EXERCISE DETAILS => Leave out the pictures and repeat everything else in the records exactly.

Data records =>
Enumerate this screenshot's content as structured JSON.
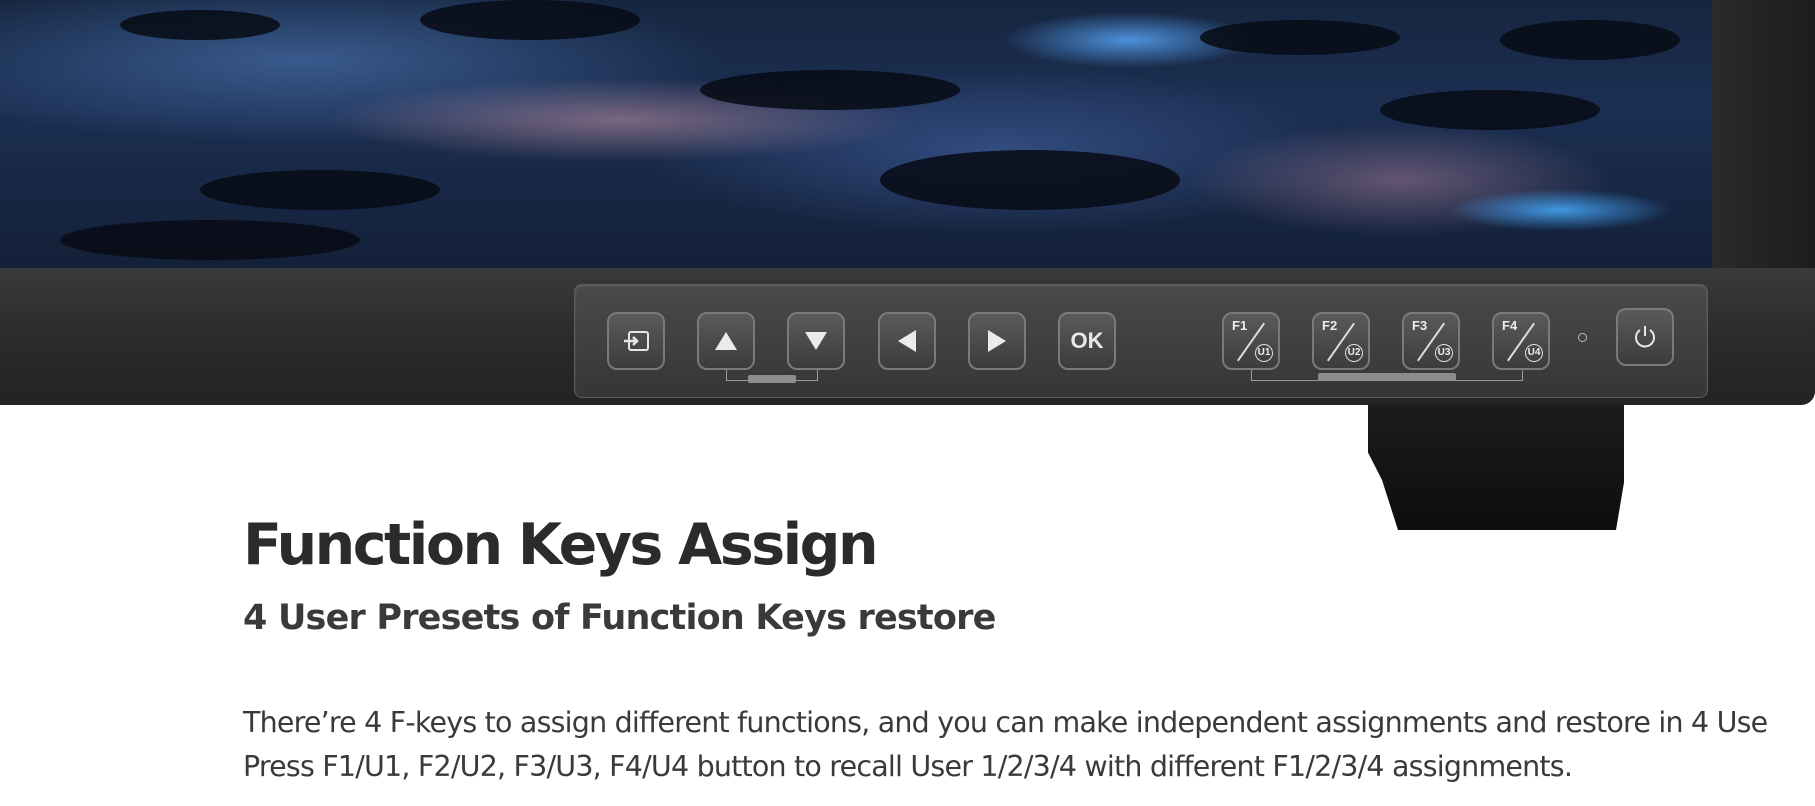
{
  "hero": {
    "monitor_keys": [
      {
        "id": "input",
        "icon": "input-source-icon"
      },
      {
        "id": "up",
        "icon": "arrow-up-icon"
      },
      {
        "id": "down",
        "icon": "arrow-down-icon"
      },
      {
        "id": "left",
        "icon": "arrow-left-icon"
      },
      {
        "id": "right",
        "icon": "arrow-right-icon"
      },
      {
        "id": "ok",
        "label": "OK"
      },
      {
        "id": "f1",
        "label": "F1",
        "sub": "U1"
      },
      {
        "id": "f2",
        "label": "F2",
        "sub": "U2"
      },
      {
        "id": "f3",
        "label": "F3",
        "sub": "U3"
      },
      {
        "id": "f4",
        "label": "F4",
        "sub": "U4"
      },
      {
        "id": "power",
        "icon": "power-icon"
      }
    ]
  },
  "section": {
    "title": "Function Keys Assign",
    "subtitle": "4 User Presets of Function Keys restore",
    "body_line1": "There’re 4 F-keys to assign different functions, and you can make independent assignments and restore in 4 Use",
    "body_line2": "Press F1/U1, F2/U2, F3/U3, F4/U4 button to recall User 1/2/3/4 with different F1/2/3/4 assignments."
  }
}
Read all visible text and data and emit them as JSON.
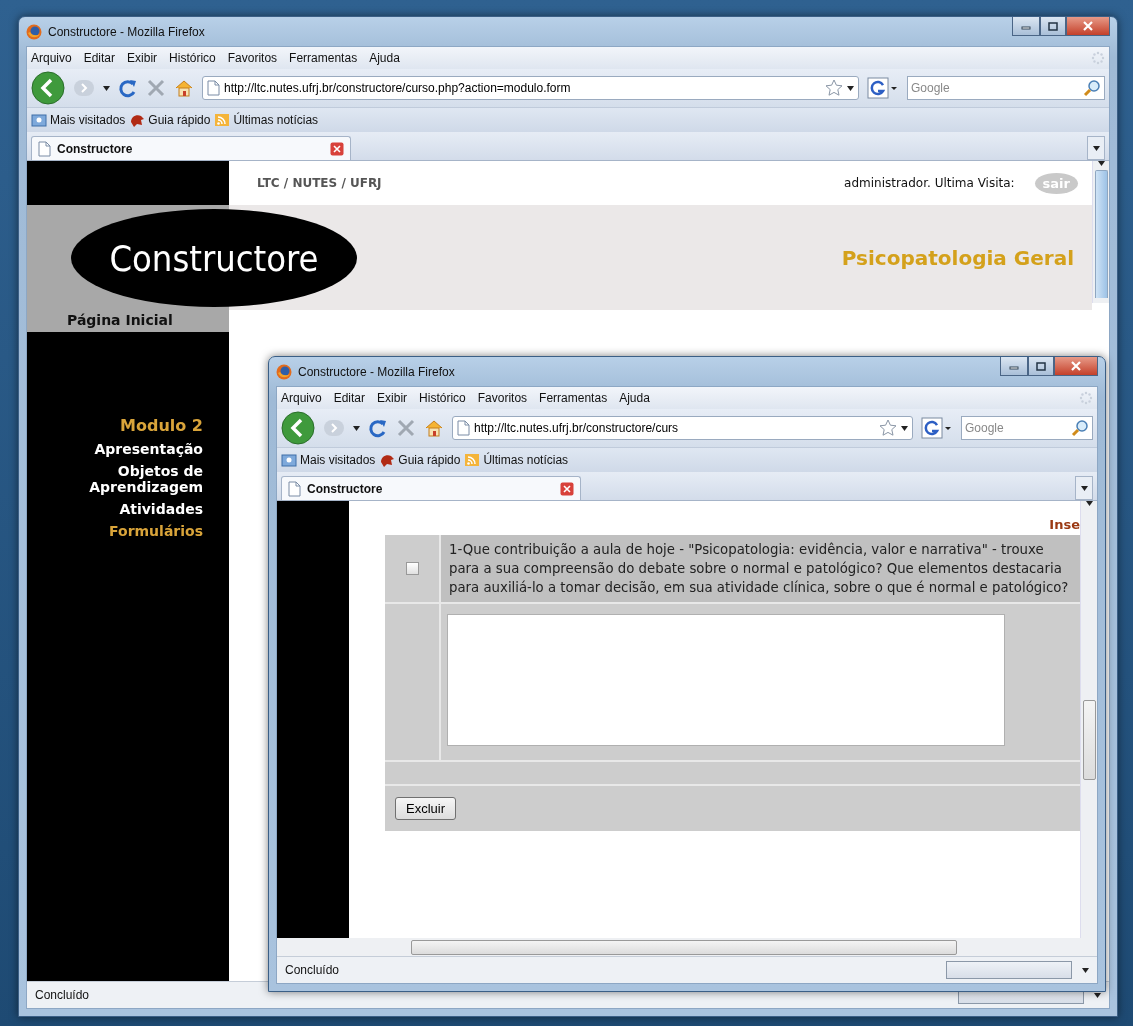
{
  "windows": [
    {
      "kind": "course_page",
      "title": "Constructore - Mozilla Firefox",
      "menu": [
        "Arquivo",
        "Editar",
        "Exibir",
        "Histórico",
        "Favoritos",
        "Ferramentas",
        "Ajuda"
      ],
      "url": "http://ltc.nutes.ufrj.br/constructore/curso.php?action=modulo.form",
      "search_placeholder": "Google",
      "bookmarks": [
        "Mais visitados",
        "Guia rápido",
        "Últimas notícias"
      ],
      "tabs": [
        {
          "label": "Constructore",
          "selected": true
        }
      ],
      "status": "Concluído",
      "page": {
        "breadcrumb": "LTC / NUTES / UFRJ",
        "user_info": "administrador. Ultima Visita:",
        "logout": "sair",
        "logo": "Constructore",
        "course_title": "Psicopatologia Geral",
        "home": "Página Inicial",
        "module_title": "Modulo 2",
        "nav": [
          {
            "label": "Apresentação",
            "selected": false
          },
          {
            "label": "Objetos de Aprendizagem",
            "selected": false
          },
          {
            "label": "Atividades",
            "selected": false
          },
          {
            "label": "Formulários",
            "selected": true
          }
        ]
      }
    },
    {
      "kind": "form_page",
      "title": "Constructore - Mozilla Firefox",
      "menu": [
        "Arquivo",
        "Editar",
        "Exibir",
        "Histórico",
        "Favoritos",
        "Ferramentas",
        "Ajuda"
      ],
      "url": "http://ltc.nutes.ufrj.br/constructore/curs",
      "search_placeholder": "Google",
      "bookmarks": [
        "Mais visitados",
        "Guia rápido",
        "Últimas notícias"
      ],
      "tabs": [
        {
          "label": "Constructore",
          "selected": true
        }
      ],
      "status": "Concluído",
      "page": {
        "insert_link": "Inse",
        "question": {
          "text": "1-Que contribuição a aula de hoje - \"Psicopatologia: evidência, valor e narrativa\" - trouxe para a sua compreensão do debate sobre o normal e patológico? Que elementos destacaria para auxiliá-lo a tomar decisão, em sua atividade clínica, sobre o que é normal e patológico?",
          "checked": false
        },
        "delete_button": "Excluir"
      }
    }
  ]
}
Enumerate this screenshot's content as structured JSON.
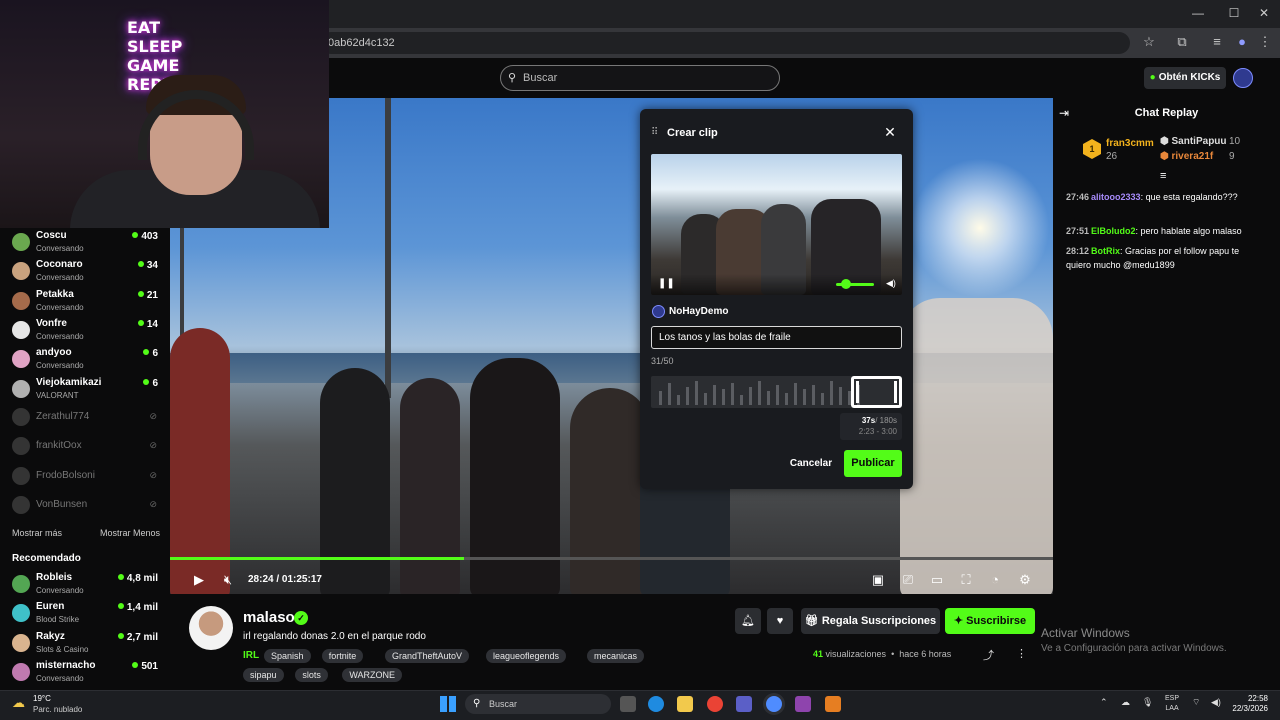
{
  "browser": {
    "address_fragment": "0ab62d4c132",
    "window_controls": [
      "—",
      "☐",
      "✕"
    ]
  },
  "site": {
    "search_placeholder": "Buscar",
    "kicks_label": "Obtén KICKs"
  },
  "webcam": {
    "neon_sign": [
      "EAT",
      "SLEEP",
      "GAME",
      "REPE"
    ]
  },
  "sidebar": {
    "following": [
      {
        "name": "Coscu",
        "category": "Conversando",
        "viewers": "403",
        "color": "#6aa84f"
      },
      {
        "name": "Coconaro",
        "category": "Conversando",
        "viewers": "34",
        "color": "#c9a27e"
      },
      {
        "name": "Petakka",
        "category": "Conversando",
        "viewers": "21",
        "color": "#a56b4b"
      },
      {
        "name": "Vonfre",
        "category": "Conversando",
        "viewers": "14",
        "color": "#e6e6e6"
      },
      {
        "name": "andyoo",
        "category": "Conversando",
        "viewers": "6",
        "color": "#e0a3c4"
      },
      {
        "name": "Viejokamikazi",
        "category": "VALORANT",
        "viewers": "6",
        "color": "#b0b0b0"
      }
    ],
    "offline": [
      "Zerathul774",
      "frankitOox",
      "FrodoBolsoni",
      "VonBunsen"
    ],
    "show_more": "Mostrar más",
    "show_less": "Mostrar Menos",
    "recommended_title": "Recomendado",
    "recommended": [
      {
        "name": "Robleis",
        "category": "Conversando",
        "viewers": "4,8 mil",
        "color": "#53a653"
      },
      {
        "name": "Euren",
        "category": "Blood Strike",
        "viewers": "1,4 mil",
        "color": "#3fc1c9"
      },
      {
        "name": "Rakyz",
        "category": "Slots & Casino",
        "viewers": "2,7 mil",
        "color": "#d9b48f"
      },
      {
        "name": "misternacho",
        "category": "Conversando",
        "viewers": "501",
        "color": "#c07ab0"
      }
    ]
  },
  "player": {
    "time": "28:24 / 01:25:17",
    "progress_fraction": 0.333
  },
  "clip_modal": {
    "title": "Crear clip",
    "author": "NoHayDemo",
    "clip_title_value": "Los tanos y las bolas de fraile",
    "char_counter": "31/50",
    "duration_selected": "37s",
    "duration_max": "/ 180s",
    "range": "2:23 - 3:00",
    "cancel_label": "Cancelar",
    "publish_label": "Publicar"
  },
  "chat": {
    "title": "Chat Replay",
    "gifters": [
      {
        "rank": "1",
        "name": "fran3cmm",
        "count": "26"
      },
      {
        "rank": "2",
        "name": "SantiPapuu",
        "count": "10"
      },
      {
        "rank": "3",
        "name": "rivera21f",
        "count": "9"
      }
    ],
    "messages": [
      {
        "time": "27:46",
        "user": "alitooo2333",
        "color": "#a78bfa",
        "text": "que esta regalando???"
      },
      {
        "time": "27:51",
        "user": "ElBoludo2",
        "color": "#53fc18",
        "text": "pero hablate algo malaso"
      },
      {
        "time": "28:12",
        "user": "BotRix",
        "color": "#53fc18",
        "text": "Gracias por el follow papu te quiero mucho @medu1899"
      }
    ]
  },
  "stream_info": {
    "streamer": "malaso",
    "title": "irl regalando donas 2.0 en el parque rodo",
    "category": "IRL",
    "tags": [
      "Spanish",
      "fortnite",
      "GrandTheftAutoV",
      "leagueoflegends",
      "mecanicas",
      "sipapu",
      "slots",
      "WARZONE"
    ],
    "gift_label": "Regala Suscripciones",
    "subscribe_label": "Suscribirse",
    "views": "41",
    "views_label": "visualizaciones",
    "age": "hace 6 horas"
  },
  "windows_watermark": {
    "line1": "Activar Windows",
    "line2": "Ve a Configuración para activar Windows."
  },
  "taskbar": {
    "temperature": "19°C",
    "condition": "Parc. nublado",
    "search_placeholder": "Buscar",
    "lang_line1": "ESP",
    "lang_line2": "LAA",
    "clock_time": "22:58",
    "clock_date": "22/3/2026"
  }
}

OUTPUT FOR THIS EXERCISE =>
Enumerate this screenshot's content as structured JSON.
{
  "hero": {
    "monitor_keys": [
      {
        "id": "input",
        "icon": "input-source-icon"
      },
      {
        "id": "up",
        "icon": "arrow-up-icon"
      },
      {
        "id": "down",
        "icon": "arrow-down-icon"
      },
      {
        "id": "left",
        "icon": "arrow-left-icon"
      },
      {
        "id": "right",
        "icon": "arrow-right-icon"
      },
      {
        "id": "ok",
        "label": "OK"
      },
      {
        "id": "f1",
        "label": "F1",
        "sub": "U1"
      },
      {
        "id": "f2",
        "label": "F2",
        "sub": "U2"
      },
      {
        "id": "f3",
        "label": "F3",
        "sub": "U3"
      },
      {
        "id": "f4",
        "label": "F4",
        "sub": "U4"
      },
      {
        "id": "power",
        "icon": "power-icon"
      }
    ]
  },
  "section": {
    "title": "Function Keys Assign",
    "subtitle": "4 User Presets of Function Keys restore",
    "body_line1": "There’re 4 F-keys to assign different functions, and you can make independent assignments and restore in 4 Use",
    "body_line2": "Press F1/U1, F2/U2, F3/U3, F4/U4 button to recall User 1/2/3/4 with different F1/2/3/4 assignments."
  }
}
Read all visible text and data and emit them as JSON.
{
  "windows": [
    {
      "kind": "course_page",
      "title": "Constructore - Mozilla Firefox",
      "menu": [
        "Arquivo",
        "Editar",
        "Exibir",
        "Histórico",
        "Favoritos",
        "Ferramentas",
        "Ajuda"
      ],
      "url": "http://ltc.nutes.ufrj.br/constructore/curso.php?action=modulo.form",
      "search_placeholder": "Google",
      "bookmarks": [
        "Mais visitados",
        "Guia rápido",
        "Últimas notícias"
      ],
      "tabs": [
        {
          "label": "Constructore",
          "selected": true
        }
      ],
      "status": "Concluído",
      "page": {
        "breadcrumb": "LTC / NUTES / UFRJ",
        "user_info": "administrador. Ultima Visita:",
        "logout": "sair",
        "logo": "Constructore",
        "course_title": "Psicopatologia Geral",
        "home": "Página Inicial",
        "module_title": "Modulo 2",
        "nav": [
          {
            "label": "Apresentação",
            "selected": false
          },
          {
            "label": "Objetos de Aprendizagem",
            "selected": false
          },
          {
            "label": "Atividades",
            "selected": false
          },
          {
            "label": "Formulários",
            "selected": true
          }
        ]
      }
    },
    {
      "kind": "form_page",
      "title": "Constructore - Mozilla Firefox",
      "menu": [
        "Arquivo",
        "Editar",
        "Exibir",
        "Histórico",
        "Favoritos",
        "Ferramentas",
        "Ajuda"
      ],
      "url": "http://ltc.nutes.ufrj.br/constructore/curs",
      "search_placeholder": "Google",
      "bookmarks": [
        "Mais visitados",
        "Guia rápido",
        "Últimas notícias"
      ],
      "tabs": [
        {
          "label": "Constructore",
          "selected": true
        }
      ],
      "status": "Concluído",
      "page": {
        "insert_link": "Inse",
        "question": {
          "text": "1-Que contribuição a aula de hoje - \"Psicopatologia: evidência, valor e narrativa\" - trouxe para a sua compreensão do debate sobre o normal e patológico? Que elementos destacaria para auxiliá-lo a tomar decisão, em sua atividade clínica, sobre o que é normal e patológico?",
          "checked": false
        },
        "delete_button": "Excluir"
      }
    }
  ]
}
Enumerate this screenshot's content as structured JSON.
{
  "browser": {
    "address_fragment": "0ab62d4c132",
    "window_controls": [
      "—",
      "☐",
      "✕"
    ]
  },
  "site": {
    "search_placeholder": "Buscar",
    "kicks_label": "Obtén KICKs"
  },
  "webcam": {
    "neon_sign": [
      "EAT",
      "SLEEP",
      "GAME",
      "REPE"
    ]
  },
  "sidebar": {
    "following": [
      {
        "name": "Coscu",
        "category": "Conversando",
        "viewers": "403",
        "color": "#6aa84f"
      },
      {
        "name": "Coconaro",
        "category": "Conversando",
        "viewers": "34",
        "color": "#c9a27e"
      },
      {
        "name": "Petakka",
        "category": "Conversando",
        "viewers": "21",
        "color": "#a56b4b"
      },
      {
        "name": "Vonfre",
        "category": "Conversando",
        "viewers": "14",
        "color": "#e6e6e6"
      },
      {
        "name": "andyoo",
        "category": "Conversando",
        "viewers": "6",
        "color": "#e0a3c4"
      },
      {
        "name": "Viejokamikazi",
        "category": "VALORANT",
        "viewers": "6",
        "color": "#b0b0b0"
      }
    ],
    "offline": [
      "Zerathul774",
      "frankitOox",
      "FrodoBolsoni",
      "VonBunsen"
    ],
    "show_more": "Mostrar más",
    "show_less": "Mostrar Menos",
    "recommended_title": "Recomendado",
    "recommended": [
      {
        "name": "Robleis",
        "category": "Conversando",
        "viewers": "4,8 mil",
        "color": "#53a653"
      },
      {
        "name": "Euren",
        "category": "Blood Strike",
        "viewers": "1,4 mil",
        "color": "#3fc1c9"
      },
      {
        "name": "Rakyz",
        "category": "Slots & Casino",
        "viewers": "2,7 mil",
        "color": "#d9b48f"
      },
      {
        "name": "misternacho",
        "category": "Conversando",
        "viewers": "501",
        "color": "#c07ab0"
      }
    ]
  },
  "player": {
    "time": "28:24 / 01:25:17",
    "progress_fraction": 0.333
  },
  "clip_modal": {
    "title": "Crear clip",
    "author": "NoHayDemo",
    "clip_title_value": "Los tanos y las bolas de fraile",
    "char_counter": "31/50",
    "duration_selected": "37s",
    "duration_max": "/ 180s",
    "range": "2:23 - 3:00",
    "cancel_label": "Cancelar",
    "publish_label": "Publicar"
  },
  "chat": {
    "title": "Chat Replay",
    "gifters": [
      {
        "rank": "1",
        "name": "fran3cmm",
        "count": "26"
      },
      {
        "rank": "2",
        "name": "SantiPapuu",
        "count": "10"
      },
      {
        "rank": "3",
        "name": "rivera21f",
        "count": "9"
      }
    ],
    "messages": [
      {
        "time": "27:46",
        "user": "alitooo2333",
        "color": "#a78bfa",
        "text": "que esta regalando???"
      },
      {
        "time": "27:51",
        "user": "ElBoludo2",
        "color": "#53fc18",
        "text": "pero hablate algo malaso"
      },
      {
        "time": "28:12",
        "user": "BotRix",
        "color": "#53fc18",
        "text": "Gracias por el follow papu te quiero mucho @medu1899"
      }
    ]
  },
  "stream_info": {
    "streamer": "malaso",
    "title": "irl regalando donas 2.0 en el parque rodo",
    "category": "IRL",
    "tags": [
      "Spanish",
      "fortnite",
      "GrandTheftAutoV",
      "leagueoflegends",
      "mecanicas",
      "sipapu",
      "slots",
      "WARZONE"
    ],
    "gift_label": "Regala Suscripciones",
    "subscribe_label": "Suscribirse",
    "views": "41",
    "views_label": "visualizaciones",
    "age": "hace 6 horas"
  },
  "windows_watermark": {
    "line1": "Activar Windows",
    "line2": "Ve a Configuración para activar Windows."
  },
  "taskbar": {
    "temperature": "19°C",
    "condition": "Parc. nublado",
    "search_placeholder": "Buscar",
    "lang_line1": "ESP",
    "lang_line2": "LAA",
    "clock_time": "22:58",
    "clock_date": "22/3/2026"
  }
}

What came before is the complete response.